◆ **Data**
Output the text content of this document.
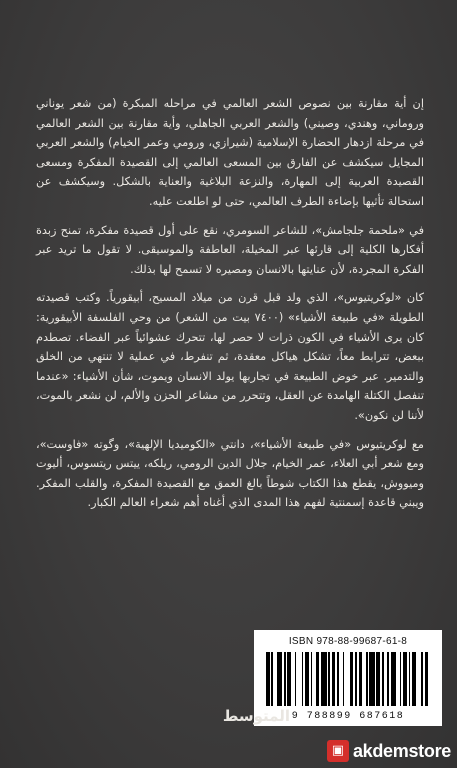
إن أية مقارنة بين نصوص الشعر العالمي في مراحله المبكرة (من شعر يوناني وروماني، وهندي، وصيني) والشعر العربي الجاهلي، وأية مقارنة بين الشعر العالمي في مرحلة ازدهار الحضارة الإسلامية (شيرازي، ورومي وعمر الخيام) والشعر العربي المجايل سيكشف عن الفارق بين المسعى العالمي إلى القصيدة المفكرة ومسعى القصيدة العربية إلى المهارة، والنزعة البلاغية والعناية بالشكل. وسيكشف عن استحالة تأثيها بإضاءة الطرف العالمي، حتى لو اطلعت عليه.

في «ملحمة جلجامش»، للشاعر السومري، نقع على أول قصيدة مفكرة، تمنح زبدة أفكارها الكلية إلى قارئها عبر المخيلة، العاطفة والموسيقى. لا تقول ما تريد عبر الفكرة المجردة، لأن عنايتها بالانسان ومصيره لا تسمح لها بذلك.

كان «لوكريتيوس»، الذي ولد قبل قرن من ميلاد المسيح، أبيقورياً. وكتب قصيدته الطويلة «في طبيعة الأشياء» (٧٤٠٠ بيت من الشعر) من وحي الفلسفة الأبيقورية: كان يرى الأشياء في الكون ذرات لا حصر لها، تتحرك عشوائياً عبر الفضاء. تصطدم ببعض، تترابط معاً، تشكل هياكل معقدة، ثم تنفرط، في عملية لا تنتهي من الخلق والتدمير. عبر خوض الطبيعة في تجاربها يولد الانسان ويموت، شأن الأشياء: «عندما تنفصل الكتلة الهامدة عن العقل، وتتحرر من مشاعر الحزن والألم، لن نشعر بالموت، لأننا لن نكون».

مع لوكريتيوس «في طبيعة الأشياء»، دانتي «الكوميديا الإلهية»، وگوته «فاوست»، ومع شعر أبي العلاء، عمر الخيام، جلال الدين الرومي، ريلكه، ييتس ريتسوس، أليوت وميووش، يقطع هذا الكتاب شوطاً بالغ العمق مع القصيدة المفكرة، والقلب المفكر. ويبني قاعدة إسمنتية لفهم هذا المدى الذي أغناه أهم شعراء العالم الكبار.

ISBN 978-88-99687-61-8
9 788899 687618
المتوسط
▣ akdemstore
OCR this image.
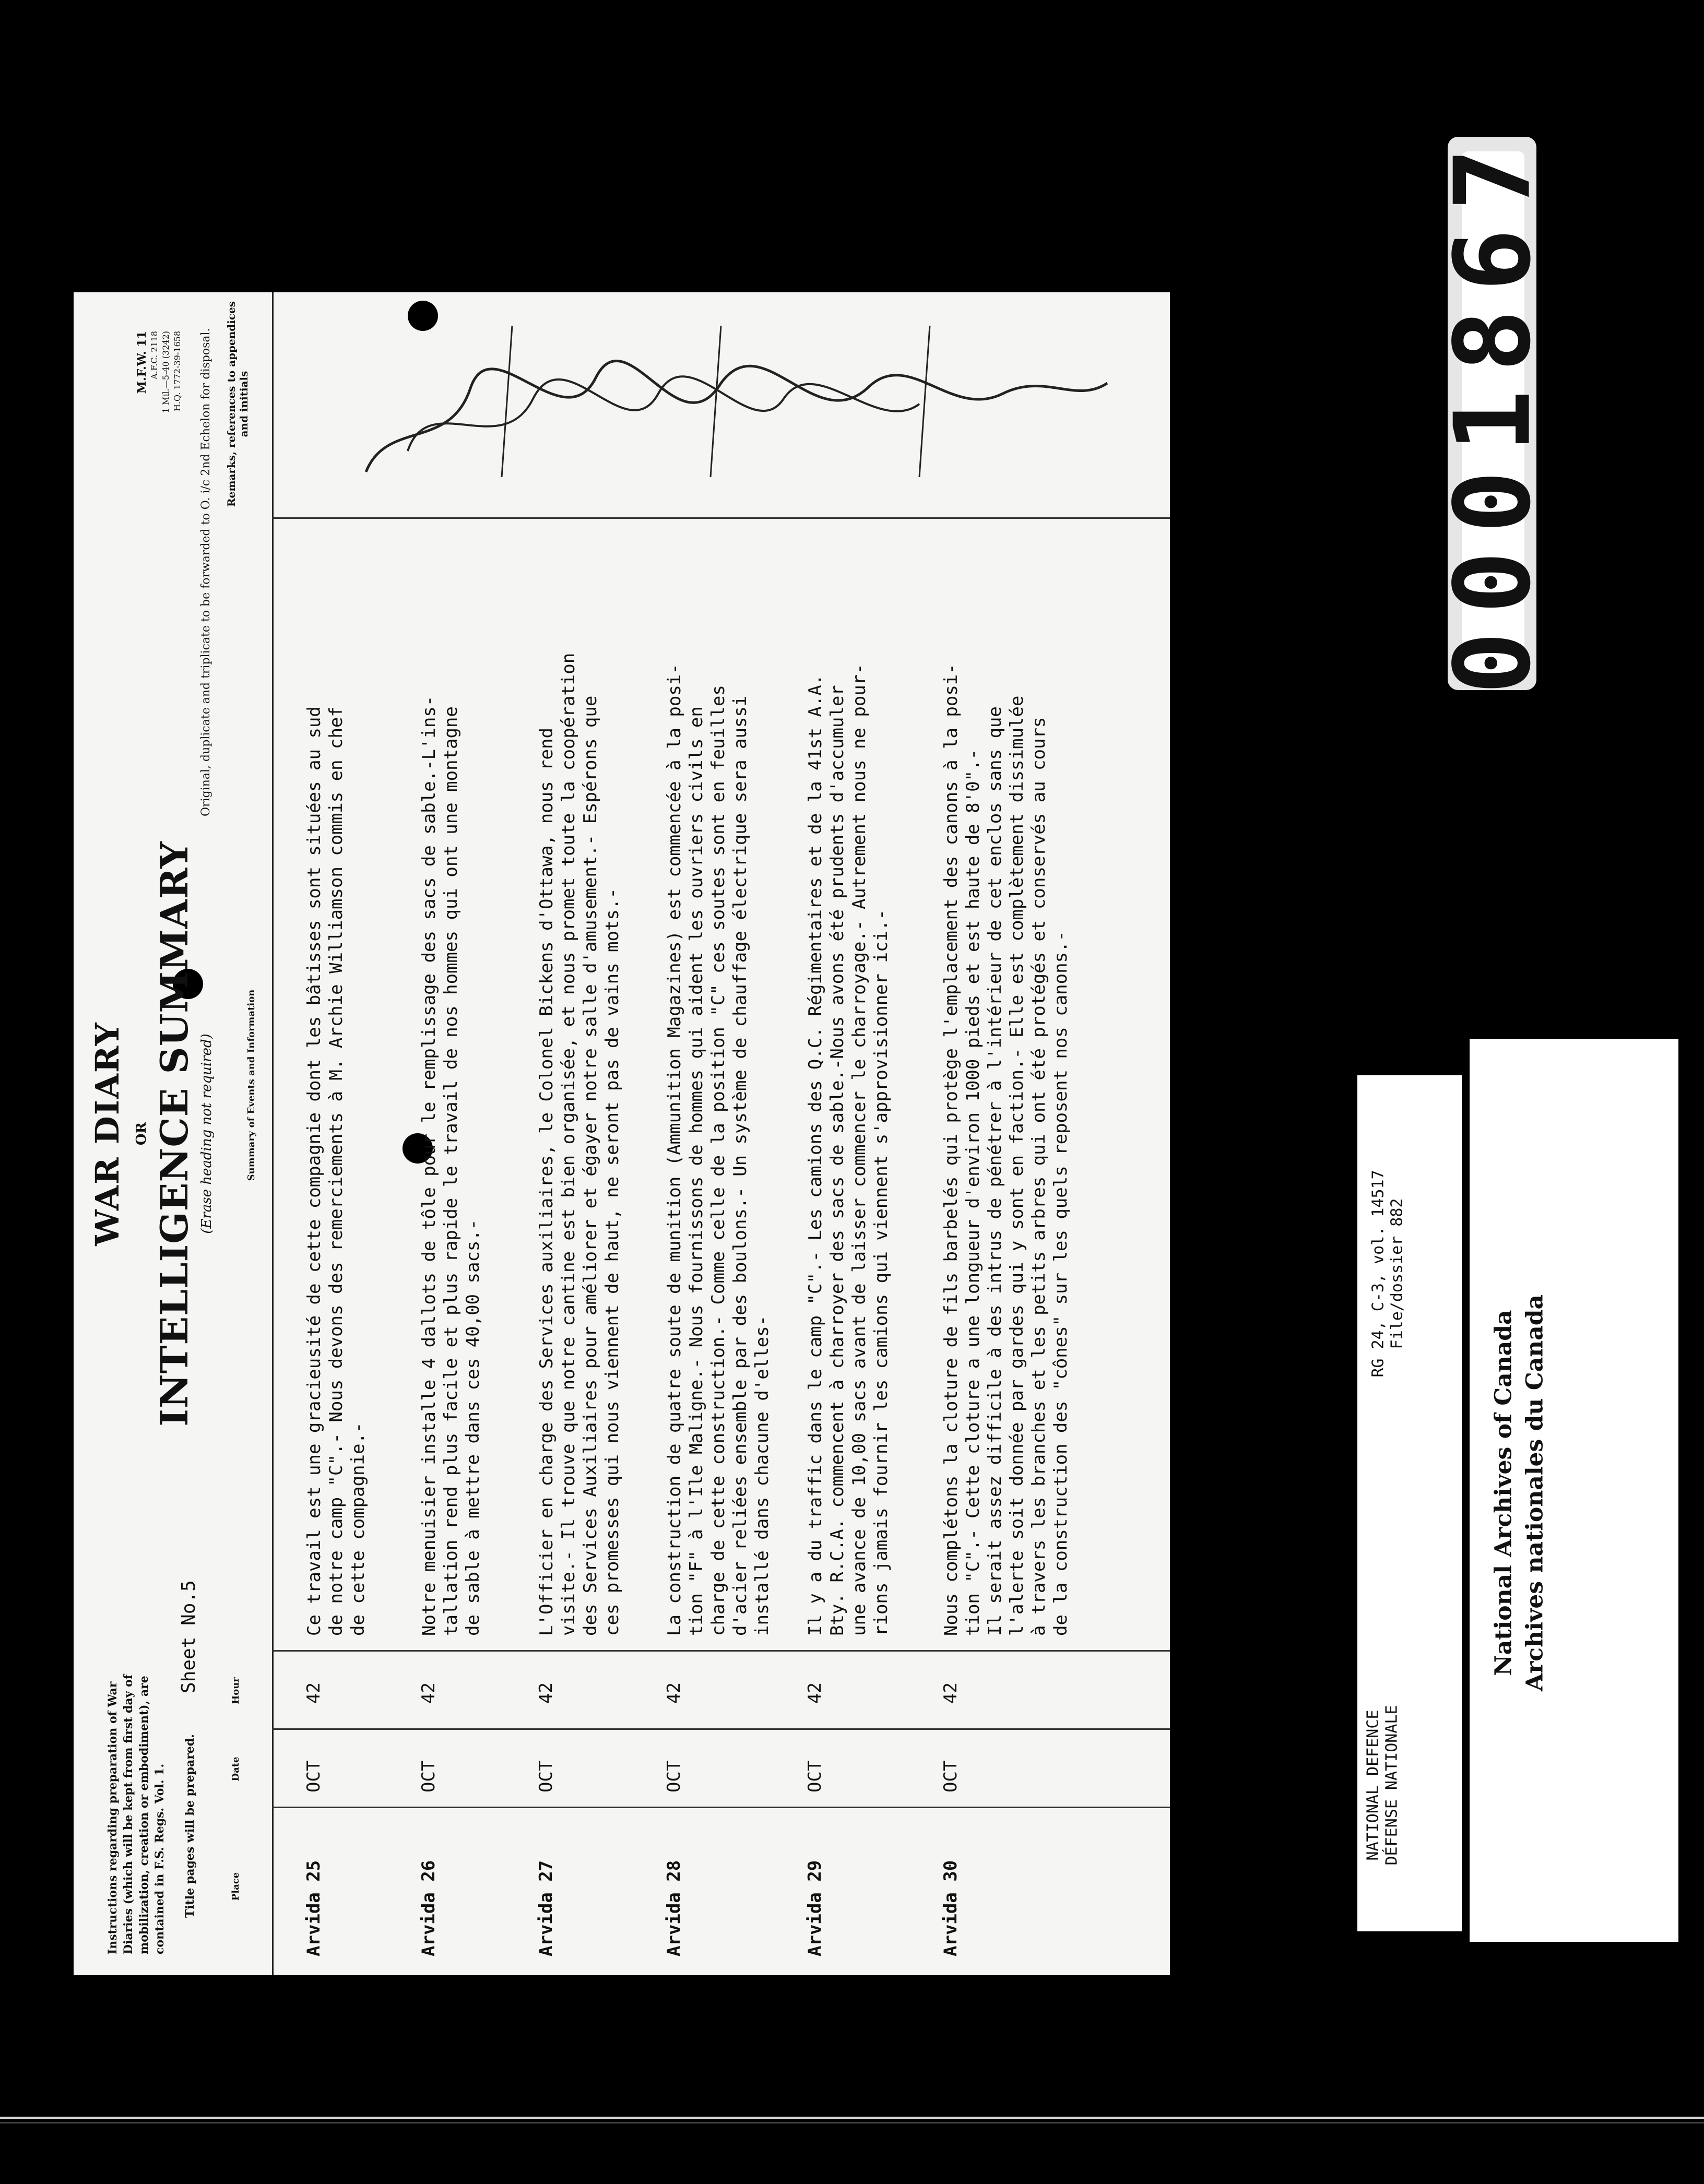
0001867
Instructions regarding preparation of War Diaries (which will be kept from first day of mobilization, creation or embodiment), are contained in F.S. Regs. Vol. 1. Title pages will be prepared.
Sheet No.5
WAR DIARY OR INTELLIGENCE SUMMARY (Erase heading not required)
M.F.W. 11 A.F.C. 2118 1 Mil.—5-40 (3242) H.Q. 1772-39-1658 Original, duplicate and triplicate to be forwarded to O. i/c 2nd Echelon for disposal.
Place
Date
Hour
Summary of Events and Information
Remarks, references to appendices and initials
Arvida 25
OCT
42
Ce travail est une gracieusité de cette compagnie dont les bâtisses sont situées au sud
de notre camp "C".- Nous devons des remerciements à M. Archie Williamson commis en chef
de cette compagnie.-
Arvida 26
OCT
42
Notre menuisier installe 4 dallots de tôle pour le remplissage des sacs de sable.-L'ins-
tallation rend plus facile et plus rapide le travail de nos hommes qui ont une montagne
de sable à mettre dans ces 40,00 sacs.-
Arvida 27
OCT
42
L'Officier en charge des Services auxiliaires, le Colonel Bickens d'Ottawa, nous rend
visite.- Il trouve que notre cantine est bien organisée, et nous promet toute la coopération
des Services Auxiliaires pour améliorer et égayer notre salle d'amusement.- Espérons que
ces promesses qui nous viennent de haut, ne seront pas de vains mots.-
Arvida 28
OCT
42
La construction de quatre soute de munition (Ammunition Magazines) est commencée à la posi-
tion "F" à l'Ile Maligne.- Nous fournissons de hommes qui aident les ouvriers civils en
charge de cette construction.- Comme celle de la position "C" ces soutes sont en feuilles
d'acier reliées ensemble par des boulons.- Un système de chauffage électrique sera aussi
installé dans chacune d'elles-
Arvida 29
OCT
42
Il y a du traffic dans le camp "C".- Les camions des Q.C. Régimentaires et de la 41st A.A.
Bty. R.C.A. commencent à charroyer des sacs de sable.-Nous avons été prudents d'accumuler
une avance de 10,00 sacs avant de laisser commencer le charroyage.- Autrement nous ne pour-
rions jamais fournir les camions qui viennent s'approvisionner ici.-
Arvida 30
OCT
42
Nous complétons la cloture de fils barbelés qui protège l'emplacement des canons à la posi-
tion "C".- Cette cloture a une longueur d'environ 1000 pieds et est haute de 8'0".-
Il serait assez difficile à des intrus de pénétrer à l'intérieur de cet enclos sans que
l'alerte soit donnée par gardes qui y sont en faction.- Elle est complètement dissimulée
à travers les branches et les petits arbres qui ont été protégés et conservés au cours
de la construction des "cônes" sur les quels reposent nos canons.-
NATIONAL DEFENCE DÉFENSE NATIONALE
RG 24, C-3, vol. 14517 File/dossier 882
National Archives of Canada Archives nationales du Canada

◆ **The request**
Transcribe the whole listing exactly. Pictures are excluded.

◆ **Expected output**
Output the text content of this document.
إن أية مقارنة بين نصوص الشعر العالمي في مراحله المبكرة (من شعر يوناني وروماني، وهندي، وصيني) والشعر العربي الجاهلي، وأية مقارنة بين الشعر العالمي في مرحلة ازدهار الحضارة الإسلامية (شيرازي، ورومي وعمر الخيام) والشعر العربي المجايل سيكشف عن الفارق بين المسعى العالمي إلى القصيدة المفكرة ومسعى القصيدة العربية إلى المهارة، والنزعة البلاغية والعناية بالشكل. وسيكشف عن استحالة تأثيها بإضاءة الطرف العالمي، حتى لو اطلعت عليه.

في «ملحمة جلجامش»، للشاعر السومري، نقع على أول قصيدة مفكرة، تمنح زبدة أفكارها الكلية إلى قارئها عبر المخيلة، العاطفة والموسيقى. لا تقول ما تريد عبر الفكرة المجردة، لأن عنايتها بالانسان ومصيره لا تسمح لها بذلك.

كان «لوكريتيوس»، الذي ولد قبل قرن من ميلاد المسيح، أبيقورياً. وكتب قصيدته الطويلة «في طبيعة الأشياء» (٧٤٠٠ بيت من الشعر) من وحي الفلسفة الأبيقورية: كان يرى الأشياء في الكون ذرات لا حصر لها، تتحرك عشوائياً عبر الفضاء. تصطدم ببعض، تترابط معاً، تشكل هياكل معقدة، ثم تنفرط، في عملية لا تنتهي من الخلق والتدمير. عبر خوض الطبيعة في تجاربها يولد الانسان ويموت، شأن الأشياء: «عندما تنفصل الكتلة الهامدة عن العقل، وتتحرر من مشاعر الحزن والألم، لن نشعر بالموت، لأننا لن نكون».

مع لوكريتيوس «في طبيعة الأشياء»، دانتي «الكوميديا الإلهية»، وگوته «فاوست»، ومع شعر أبي العلاء، عمر الخيام، جلال الدين الرومي، ريلكه، ييتس ريتسوس، أليوت وميووش، يقطع هذا الكتاب شوطاً بالغ العمق مع القصيدة المفكرة، والقلب المفكر. ويبني قاعدة إسمنتية لفهم هذا المدى الذي أغناه أهم شعراء العالم الكبار.

ISBN 978-88-99687-61-8
9 788899 687618
المتوسط
▣ akdemstore
OCR this image.
0001867
Instructions regarding preparation of War Diaries (which will be kept from first day of mobilization, creation or embodiment), are contained in F.S. Regs. Vol. 1. Title pages will be prepared.
Sheet No.5
WAR DIARY OR INTELLIGENCE SUMMARY (Erase heading not required)
M.F.W. 11 A.F.C. 2118 1 Mil.—5-40 (3242) H.Q. 1772-39-1658 Original, duplicate and triplicate to be forwarded to O. i/c 2nd Echelon for disposal.
Place
Date
Hour
Summary of Events and Information
Remarks, references to appendices and initials
Arvida 25
OCT
42
Ce travail est une gracieusité de cette compagnie dont les bâtisses sont situées au sud
de notre camp "C".- Nous devons des remerciements à M. Archie Williamson commis en chef
de cette compagnie.-
Arvida 26
OCT
42
Notre menuisier installe 4 dallots de tôle pour le remplissage des sacs de sable.-L'ins-
tallation rend plus facile et plus rapide le travail de nos hommes qui ont une montagne
de sable à mettre dans ces 40,00 sacs.-
Arvida 27
OCT
42
L'Officier en charge des Services auxiliaires, le Colonel Bickens d'Ottawa, nous rend
visite.- Il trouve que notre cantine est bien organisée, et nous promet toute la coopération
des Services Auxiliaires pour améliorer et égayer notre salle d'amusement.- Espérons que
ces promesses qui nous viennent de haut, ne seront pas de vains mots.-
Arvida 28
OCT
42
La construction de quatre soute de munition (Ammunition Magazines) est commencée à la posi-
tion "F" à l'Ile Maligne.- Nous fournissons de hommes qui aident les ouvriers civils en
charge de cette construction.- Comme celle de la position "C" ces soutes sont en feuilles
d'acier reliées ensemble par des boulons.- Un système de chauffage électrique sera aussi
installé dans chacune d'elles-
Arvida 29
OCT
42
Il y a du traffic dans le camp "C".- Les camions des Q.C. Régimentaires et de la 41st A.A.
Bty. R.C.A. commencent à charroyer des sacs de sable.-Nous avons été prudents d'accumuler
une avance de 10,00 sacs avant de laisser commencer le charroyage.- Autrement nous ne pour-
rions jamais fournir les camions qui viennent s'approvisionner ici.-
Arvida 30
OCT
42
Nous complétons la cloture de fils barbelés qui protège l'emplacement des canons à la posi-
tion "C".- Cette cloture a une longueur d'environ 1000 pieds et est haute de 8'0".-
Il serait assez difficile à des intrus de pénétrer à l'intérieur de cet enclos sans que
l'alerte soit donnée par gardes qui y sont en faction.- Elle est complètement dissimulée
à travers les branches et les petits arbres qui ont été protégés et conservés au cours
de la construction des "cônes" sur les quels reposent nos canons.-
NATIONAL DEFENCE DÉFENSE NATIONALE
RG 24, C-3, vol. 14517 File/dossier 882
National Archives of Canada Archives nationales du Canada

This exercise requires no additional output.